**Task details**
Leave out the pictures and copy everything else below exactly.

--- Start Supplied information ---

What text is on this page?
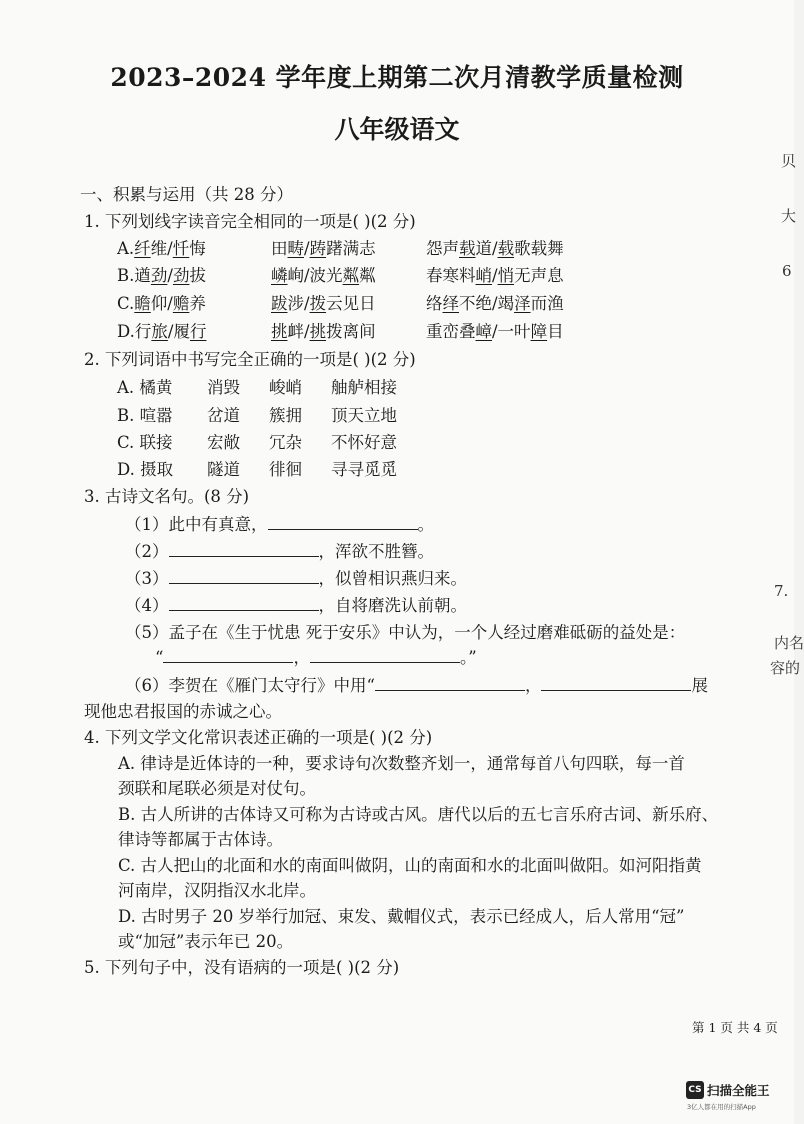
2023–2024 学年度上期第二次月清教学质量检测
八年级语文
一、积累与运用（共 28 分）
1. 下列划线字读音完全相同的一项是( )(2 分)
A.纤维/忏悔	田畴/踌躇满志	怨声载道/载歌载舞
B.遒劲/劲拔	嶙峋/波光粼粼	春寒料峭/悄无声息
C.瞻仰/赡养	跋涉/拨云见日	络绎不绝/竭泽而渔
D.行旅/履行	挑衅/挑拨离间	重峦叠嶂/一叶障目
2. 下列词语中书写完全正确的一项是( )(2 分)
A. 橘黄 消毁 峻峭 舳舻相接
B. 喧嚣 岔道 簇拥 顶天立地
C. 联接 宏敞 冗杂 不怀好意
D. 摄取 隧道 徘徊 寻寻觅觅
3. 古诗文名句。(8 分)
（1）此中有真意，	。
（2）	，浑欲不胜簪。
（3）	，似曾相识燕归来。
（4）	，自将磨洗认前朝。
（5）孟子在《生于忧患 死于安乐》中认为，一个人经过磨难砥砺的益处是：
“	，	。”
（6）李贺在《雁门太守行》中用“	，	展
现他忠君报国的赤诚之心。
4. 下列文学文化常识表述正确的一项是( )(2 分)
A. 律诗是近体诗的一种，要求诗句次数整齐划一，通常每首八句四联，每一首
颈联和尾联必须是对仗句。
B. 古人所讲的古体诗又可称为古诗或古风。唐代以后的五七言乐府古词、新乐府、
律诗等都属于古体诗。
C. 古人把山的北面和水的南面叫做阴，山的南面和水的北面叫做阳。如河阳指黄
河南岸，汉阴指汉水北岸。
D. 古时男子 20 岁举行加冠、束发、戴帽仪式，表示已经成人，后人常用“冠”
或“加冠”表示年已 20。
5. 下列句子中，没有语病的一项是( )(2 分)
贝
大
6
7.
内名
容的
第 1 页 共 4 页
CS 扫描全能王
3亿人都在用的扫描App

--- End Supplied information ---

**Solution below**
What text is on this page?
2023–2024 学年度上期第二次月清教学质量检测
八年级语文
一、积累与运用（共 28 分）
1. 下列划线字读音完全相同的一项是( )(2 分)
A.纤维/忏悔	田畴/踌躇满志	怨声载道/载歌载舞
B.遒劲/劲拔	嶙峋/波光粼粼	春寒料峭/悄无声息
C.瞻仰/赡养	跋涉/拨云见日	络绎不绝/竭泽而渔
D.行旅/履行	挑衅/挑拨离间	重峦叠嶂/一叶障目
2. 下列词语中书写完全正确的一项是( )(2 分)
A. 橘黄 消毁 峻峭 舳舻相接
B. 喧嚣 岔道 簇拥 顶天立地
C. 联接 宏敞 冗杂 不怀好意
D. 摄取 隧道 徘徊 寻寻觅觅
3. 古诗文名句。(8 分)
（1）此中有真意，	。
（2）	，浑欲不胜簪。
（3）	，似曾相识燕归来。
（4）	，自将磨洗认前朝。
（5）孟子在《生于忧患 死于安乐》中认为，一个人经过磨难砥砺的益处是：
“	，	。”
（6）李贺在《雁门太守行》中用“	，	展
现他忠君报国的赤诚之心。
4. 下列文学文化常识表述正确的一项是( )(2 分)
A. 律诗是近体诗的一种，要求诗句次数整齐划一，通常每首八句四联，每一首
颈联和尾联必须是对仗句。
B. 古人所讲的古体诗又可称为古诗或古风。唐代以后的五七言乐府古词、新乐府、
律诗等都属于古体诗。
C. 古人把山的北面和水的南面叫做阴，山的南面和水的北面叫做阳。如河阳指黄
河南岸，汉阴指汉水北岸。
D. 古时男子 20 岁举行加冠、束发、戴帽仪式，表示已经成人，后人常用“冠”
或“加冠”表示年已 20。
5. 下列句子中，没有语病的一项是( )(2 分)
贝
大
6
7.
内名
容的
第 1 页 共 4 页
CS 扫描全能王
3亿人都在用的扫描App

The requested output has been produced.